═══ DATA EXCERPTS ═══

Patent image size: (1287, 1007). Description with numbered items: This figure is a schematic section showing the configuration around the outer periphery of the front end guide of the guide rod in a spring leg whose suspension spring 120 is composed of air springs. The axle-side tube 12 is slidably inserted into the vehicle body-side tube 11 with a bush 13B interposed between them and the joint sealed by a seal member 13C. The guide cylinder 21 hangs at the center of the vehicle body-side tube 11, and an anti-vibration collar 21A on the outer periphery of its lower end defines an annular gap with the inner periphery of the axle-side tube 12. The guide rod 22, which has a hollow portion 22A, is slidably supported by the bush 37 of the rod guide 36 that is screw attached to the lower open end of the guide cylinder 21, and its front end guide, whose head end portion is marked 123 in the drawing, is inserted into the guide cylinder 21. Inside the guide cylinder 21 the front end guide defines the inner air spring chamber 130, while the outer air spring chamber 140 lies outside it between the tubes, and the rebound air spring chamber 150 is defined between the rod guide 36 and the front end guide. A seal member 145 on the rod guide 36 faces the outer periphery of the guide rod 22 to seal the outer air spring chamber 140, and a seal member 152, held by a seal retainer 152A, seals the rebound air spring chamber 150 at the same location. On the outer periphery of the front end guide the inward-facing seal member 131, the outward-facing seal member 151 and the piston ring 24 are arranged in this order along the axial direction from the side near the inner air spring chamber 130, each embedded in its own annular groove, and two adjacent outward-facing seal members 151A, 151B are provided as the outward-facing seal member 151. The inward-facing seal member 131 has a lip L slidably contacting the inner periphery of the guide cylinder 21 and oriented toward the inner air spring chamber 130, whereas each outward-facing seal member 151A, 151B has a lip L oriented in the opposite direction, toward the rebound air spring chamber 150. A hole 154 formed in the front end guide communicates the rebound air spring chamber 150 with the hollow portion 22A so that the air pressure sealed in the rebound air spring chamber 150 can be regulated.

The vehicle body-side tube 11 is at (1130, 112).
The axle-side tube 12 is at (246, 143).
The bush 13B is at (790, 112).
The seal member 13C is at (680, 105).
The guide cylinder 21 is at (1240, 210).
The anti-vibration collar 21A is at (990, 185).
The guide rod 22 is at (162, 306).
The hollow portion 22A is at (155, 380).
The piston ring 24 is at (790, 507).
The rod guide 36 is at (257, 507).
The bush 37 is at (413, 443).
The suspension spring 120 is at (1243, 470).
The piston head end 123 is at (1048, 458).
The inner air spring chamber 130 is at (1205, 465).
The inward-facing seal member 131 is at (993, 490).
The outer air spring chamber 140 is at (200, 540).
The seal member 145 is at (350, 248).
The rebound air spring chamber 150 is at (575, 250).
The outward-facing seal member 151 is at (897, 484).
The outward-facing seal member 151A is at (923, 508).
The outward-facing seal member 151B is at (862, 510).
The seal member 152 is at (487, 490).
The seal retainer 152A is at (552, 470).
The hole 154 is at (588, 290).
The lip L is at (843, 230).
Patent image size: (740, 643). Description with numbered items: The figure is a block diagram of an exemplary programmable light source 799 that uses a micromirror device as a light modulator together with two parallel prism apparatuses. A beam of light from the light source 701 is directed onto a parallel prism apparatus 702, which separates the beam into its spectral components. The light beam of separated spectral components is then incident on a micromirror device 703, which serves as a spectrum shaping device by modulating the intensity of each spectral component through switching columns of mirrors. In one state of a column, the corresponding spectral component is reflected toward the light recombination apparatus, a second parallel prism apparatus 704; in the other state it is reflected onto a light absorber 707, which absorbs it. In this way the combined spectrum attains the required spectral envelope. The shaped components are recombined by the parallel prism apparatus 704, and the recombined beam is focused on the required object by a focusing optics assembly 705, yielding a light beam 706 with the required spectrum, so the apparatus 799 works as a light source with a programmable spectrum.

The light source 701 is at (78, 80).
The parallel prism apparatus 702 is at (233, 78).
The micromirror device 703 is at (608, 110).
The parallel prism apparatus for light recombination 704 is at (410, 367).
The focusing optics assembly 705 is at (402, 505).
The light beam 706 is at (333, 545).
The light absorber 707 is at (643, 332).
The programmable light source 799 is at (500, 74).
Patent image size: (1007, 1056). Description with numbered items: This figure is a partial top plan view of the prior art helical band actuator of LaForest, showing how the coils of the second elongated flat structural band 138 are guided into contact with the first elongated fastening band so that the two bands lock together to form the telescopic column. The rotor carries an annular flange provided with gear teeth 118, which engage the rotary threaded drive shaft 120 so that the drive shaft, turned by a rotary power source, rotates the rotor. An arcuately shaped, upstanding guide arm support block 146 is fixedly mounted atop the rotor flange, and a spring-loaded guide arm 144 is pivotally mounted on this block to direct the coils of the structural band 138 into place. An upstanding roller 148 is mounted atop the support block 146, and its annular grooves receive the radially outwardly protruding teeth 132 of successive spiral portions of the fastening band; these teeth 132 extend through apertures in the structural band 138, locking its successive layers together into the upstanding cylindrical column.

═══

### PROBLEM DESCRIPTION
Copy out all of the data above, line for line, with every word, number and mark kept the same.

### IN RESPONSE
Patent image size: (1287, 1007). Description with numbered items: This figure is a schematic section showing the configuration around the outer periphery of the front end guide of the guide rod in a spring leg whose suspension spring 120 is composed of air springs. The axle-side tube 12 is slidably inserted into the vehicle body-side tube 11 with a bush 13B interposed between them and the joint sealed by a seal member 13C. The guide cylinder 21 hangs at the center of the vehicle body-side tube 11, and an anti-vibration collar 21A on the outer periphery of its lower end defines an annular gap with the inner periphery of the axle-side tube 12. The guide rod 22, which has a hollow portion 22A, is slidably supported by the bush 37 of the rod guide 36 that is screw attached to the lower open end of the guide cylinder 21, and its front end guide, whose head end portion is marked 123 in the drawing, is inserted into the guide cylinder 21. Inside the guide cylinder 21 the front end guide defines the inner air spring chamber 130, while the outer air spring chamber 140 lies outside it between the tubes, and the rebound air spring chamber 150 is defined between the rod guide 36 and the front end guide. A seal member 145 on the rod guide 36 faces the outer periphery of the guide rod 22 to seal the outer air spring chamber 140, and a seal member 152, held by a seal retainer 152A, seals the rebound air spring chamber 150 at the same location. On the outer periphery of the front end guide the inward-facing seal member 131, the outward-facing seal member 151 and the piston ring 24 are arranged in this order along the axial direction from the side near the inner air spring chamber 130, each embedded in its own annular groove, and two adjacent outward-facing seal members 151A, 151B are provided as the outward-facing seal member 151. The inward-facing seal member 131 has a lip L slidably contacting the inner periphery of the guide cylinder 21 and oriented toward the inner air spring chamber 130, whereas each outward-facing seal member 151A, 151B has a lip L oriented in the opposite direction, toward the rebound air spring chamber 150. A hole 154 formed in the front end guide communicates the rebound air spring chamber 150 with the hollow portion 22A so that the air pressure sealed in the rebound air spring chamber 150 can be regulated.

The vehicle body-side tube 11 is at (1130, 112).
The axle-side tube 12 is at (246, 143).
The bush 13B is at (790, 112).
The seal member 13C is at (680, 105).
The guide cylinder 21 is at (1240, 210).
The anti-vibration collar 21A is at (990, 185).
The guide rod 22 is at (162, 306).
The hollow portion 22A is at (155, 380).
The piston ring 24 is at (790, 507).
The rod guide 36 is at (257, 507).
The bush 37 is at (413, 443).
The suspension spring 120 is at (1243, 470).
The piston head end 123 is at (1048, 458).
The inner air spring chamber 130 is at (1205, 465).
The inward-facing seal member 131 is at (993, 490).
The outer air spring chamber 140 is at (200, 540).
The seal member 145 is at (350, 248).
The rebound air spring chamber 150 is at (575, 250).
The outward-facing seal member 151 is at (897, 484).
The outward-facing seal member 151A is at (923, 508).
The outward-facing seal member 151B is at (862, 510).
The seal member 152 is at (487, 490).
The seal retainer 152A is at (552, 470).
The hole 154 is at (588, 290).
The lip L is at (843, 230).
Patent image size: (740, 643). Description with numbered items: The figure is a block diagram of an exemplary programmable light source 799 that uses a micromirror device as a light modulator together with two parallel prism apparatuses. A beam of light from the light source 701 is directed onto a parallel prism apparatus 702, which separates the beam into its spectral components. The light beam of separated spectral components is then incident on a micromirror device 703, which serves as a spectrum shaping device by modulating the intensity of each spectral component through switching columns of mirrors. In one state of a column, the corresponding spectral component is reflected toward the light recombination apparatus, a second parallel prism apparatus 704; in the other state it is reflected onto a light absorber 707, which absorbs it. In this way the combined spectrum attains the required spectral envelope. The shaped components are recombined by the parallel prism apparatus 704, and the recombined beam is focused on the required object by a focusing optics assembly 705, yielding a light beam 706 with the required spectrum, so the apparatus 799 works as a light source with a programmable spectrum.

The light source 701 is at (78, 80).
The parallel prism apparatus 702 is at (233, 78).
The micromirror device 703 is at (608, 110).
The parallel prism apparatus for light recombination 704 is at (410, 367).
The focusing optics assembly 705 is at (402, 505).
The light beam 706 is at (333, 545).
The light absorber 707 is at (643, 332).
The programmable light source 799 is at (500, 74).
Patent image size: (1007, 1056). Description with numbered items: This figure is a partial top plan view of the prior art helical band actuator of LaForest, showing how the coils of the second elongated flat structural band 138 are guided into contact with the first elongated fastening band so that the two bands lock together to form the telescopic column. The rotor carries an annular flange provided with gear teeth 118, which engage the rotary threaded drive shaft 120 so that the drive shaft, turned by a rotary power source, rotates the rotor. An arcuately shaped, upstanding guide arm support block 146 is fixedly mounted atop the rotor flange, and a spring-loaded guide arm 144 is pivotally mounted on this block to direct the coils of the structural band 138 into place. An upstanding roller 148 is mounted atop the support block 146, and its annular grooves receive the radially outwardly protruding teeth 132 of successive spiral portions of the fastening band; these teeth 132 extend through apertures in the structural band 138, locking its successive layers together into the upstanding cylindrical column.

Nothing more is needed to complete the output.